WRITTEN INSTRUCTION
Quote all entries exactly, leaving pictures aside.

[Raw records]
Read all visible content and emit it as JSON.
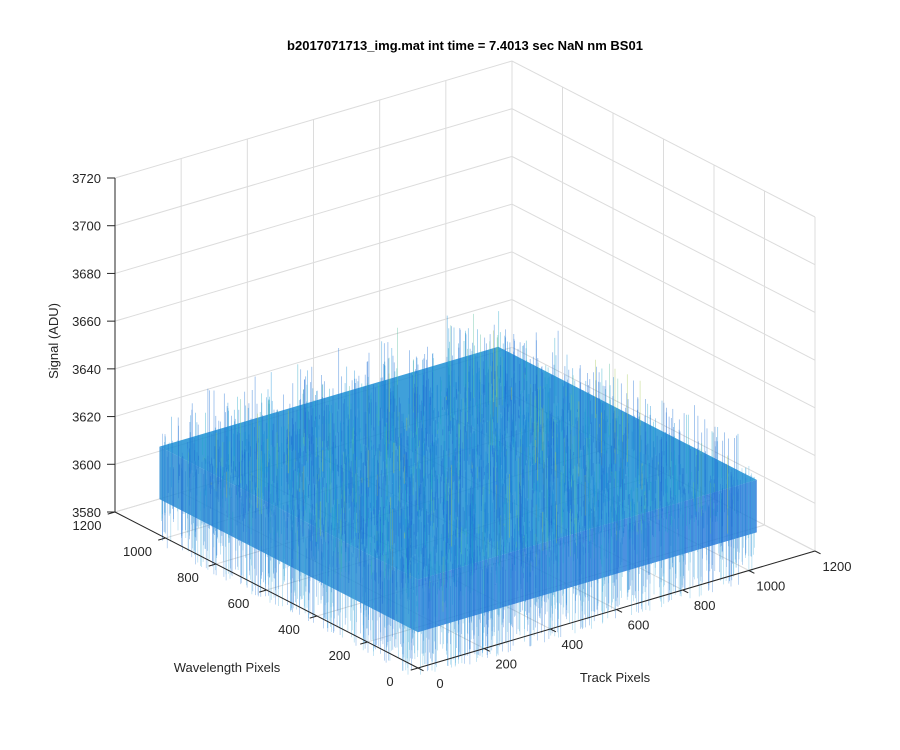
{
  "chart_data": {
    "type": "surface3d",
    "title": "b2017071713_img.mat int time = 7.4013 sec  NaN nm BS01",
    "xlabel": "Track Pixels",
    "ylabel": "Wavelength Pixels",
    "zlabel": "Signal (ADU)",
    "xlim": [
      0,
      1200
    ],
    "ylim": [
      0,
      1200
    ],
    "zlim": [
      3580,
      3720
    ],
    "xticks": [
      "0",
      "200",
      "400",
      "600",
      "800",
      "1000",
      "1200"
    ],
    "yticks": [
      "0",
      "200",
      "400",
      "600",
      "800",
      "1000",
      "1200"
    ],
    "zticks": [
      "3580",
      "3600",
      "3620",
      "3640",
      "3660",
      "3680",
      "3700",
      "3720"
    ],
    "surface": {
      "x_range": [
        0,
        1024
      ],
      "y_range": [
        0,
        1024
      ],
      "mean_signal": 3617,
      "noise_range": [
        3595,
        3650
      ],
      "colormap": [
        "#1f6fd6",
        "#1c8fd8",
        "#26a7c9",
        "#5bbf9f",
        "#a9c85b"
      ]
    },
    "grid": true,
    "view": "3d"
  }
}
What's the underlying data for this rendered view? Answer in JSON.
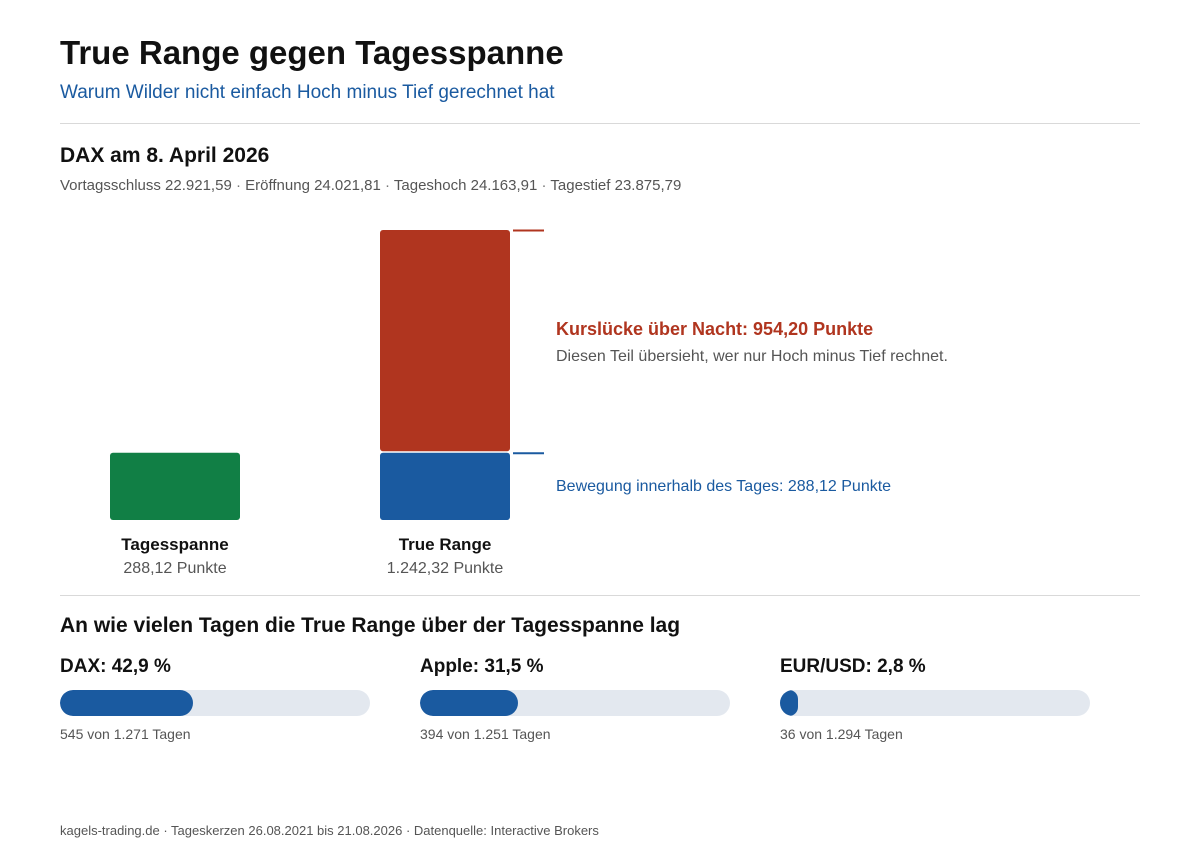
{
  "header": {
    "title": "True Range gegen Tagesspanne",
    "subtitle": "Warum Wilder nicht einfach Hoch minus Tief gerechnet hat"
  },
  "example": {
    "heading": "DAX am 8. April 2026",
    "prices": [
      "Vortagsschluss 22.921,59",
      "Eröffnung 24.021,81",
      "Tageshoch 24.163,91",
      "Tagestief 23.875,79"
    ],
    "separator": " · "
  },
  "chart_data": {
    "type": "bar",
    "categories": [
      "Tagesspanne",
      "True Range"
    ],
    "values": [
      288.12,
      1242.32
    ],
    "value_labels": [
      "288,12 Punkte",
      "1.242,32 Punkte"
    ],
    "stacks": [
      [
        {
          "component": "intraday",
          "value": 288.12
        }
      ],
      [
        {
          "component": "intraday",
          "value": 288.12
        },
        {
          "component": "gap",
          "value": 954.2
        }
      ]
    ],
    "annotations": {
      "gap_label": "Kurslücke über Nacht: 954,20 Punkte",
      "gap_note": "Diesen Teil übersieht, wer nur Hoch minus Tief rechnet.",
      "intraday_label": "Bewegung innerhalb des Tages: 288,12 Punkte"
    },
    "colors": {
      "tagesspanne": "#117f45",
      "intraday": "#1a5aa0",
      "gap": "#b0351f"
    }
  },
  "stats": {
    "heading": "An wie vielen Tagen die True Range über der Tagesspanne lag",
    "items": [
      {
        "title": "DAX: 42,9 %",
        "share": 0.429,
        "detail": "545 von 1.271 Tagen"
      },
      {
        "title": "Apple: 31,5 %",
        "share": 0.315,
        "detail": "394 von 1.251 Tagen"
      },
      {
        "title": "EUR/USD: 2,8 %",
        "share": 0.028,
        "detail": "36 von 1.294 Tagen"
      }
    ]
  },
  "footer": "kagels-trading.de · Tageskerzen 26.08.2021 bis 21.08.2026 · Datenquelle: Interactive Brokers"
}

ANSWER BELOW
Read all visible content and emit it as JSON.
{
  "chart_data": {
    "type": "surface3d",
    "title": "b2017071713_img.mat int time = 7.4013 sec  NaN nm BS01",
    "xlabel": "Track Pixels",
    "ylabel": "Wavelength Pixels",
    "zlabel": "Signal (ADU)",
    "xlim": [
      0,
      1200
    ],
    "ylim": [
      0,
      1200
    ],
    "zlim": [
      3580,
      3720
    ],
    "xticks": [
      "0",
      "200",
      "400",
      "600",
      "800",
      "1000",
      "1200"
    ],
    "yticks": [
      "0",
      "200",
      "400",
      "600",
      "800",
      "1000",
      "1200"
    ],
    "zticks": [
      "3580",
      "3600",
      "3620",
      "3640",
      "3660",
      "3680",
      "3700",
      "3720"
    ],
    "surface": {
      "x_range": [
        0,
        1024
      ],
      "y_range": [
        0,
        1024
      ],
      "mean_signal": 3617,
      "noise_range": [
        3595,
        3650
      ],
      "colormap": [
        "#1f6fd6",
        "#1c8fd8",
        "#26a7c9",
        "#5bbf9f",
        "#a9c85b"
      ]
    },
    "grid": true,
    "view": "3d"
  }
}
What's the underlying data for this rendered view? Answer in JSON.
{
  "header": {
    "title": "True Range gegen Tagesspanne",
    "subtitle": "Warum Wilder nicht einfach Hoch minus Tief gerechnet hat"
  },
  "example": {
    "heading": "DAX am 8. April 2026",
    "prices": [
      "Vortagsschluss 22.921,59",
      "Eröffnung 24.021,81",
      "Tageshoch 24.163,91",
      "Tagestief 23.875,79"
    ],
    "separator": " · "
  },
  "chart_data": {
    "type": "bar",
    "categories": [
      "Tagesspanne",
      "True Range"
    ],
    "values": [
      288.12,
      1242.32
    ],
    "value_labels": [
      "288,12 Punkte",
      "1.242,32 Punkte"
    ],
    "stacks": [
      [
        {
          "component": "intraday",
          "value": 288.12
        }
      ],
      [
        {
          "component": "intraday",
          "value": 288.12
        },
        {
          "component": "gap",
          "value": 954.2
        }
      ]
    ],
    "annotations": {
      "gap_label": "Kurslücke über Nacht: 954,20 Punkte",
      "gap_note": "Diesen Teil übersieht, wer nur Hoch minus Tief rechnet.",
      "intraday_label": "Bewegung innerhalb des Tages: 288,12 Punkte"
    },
    "colors": {
      "tagesspanne": "#117f45",
      "intraday": "#1a5aa0",
      "gap": "#b0351f"
    }
  },
  "stats": {
    "heading": "An wie vielen Tagen die True Range über der Tagesspanne lag",
    "items": [
      {
        "title": "DAX: 42,9 %",
        "share": 0.429,
        "detail": "545 von 1.271 Tagen"
      },
      {
        "title": "Apple: 31,5 %",
        "share": 0.315,
        "detail": "394 von 1.251 Tagen"
      },
      {
        "title": "EUR/USD: 2,8 %",
        "share": 0.028,
        "detail": "36 von 1.294 Tagen"
      }
    ]
  },
  "footer": "kagels-trading.de · Tageskerzen 26.08.2021 bis 21.08.2026 · Datenquelle: Interactive Brokers"
}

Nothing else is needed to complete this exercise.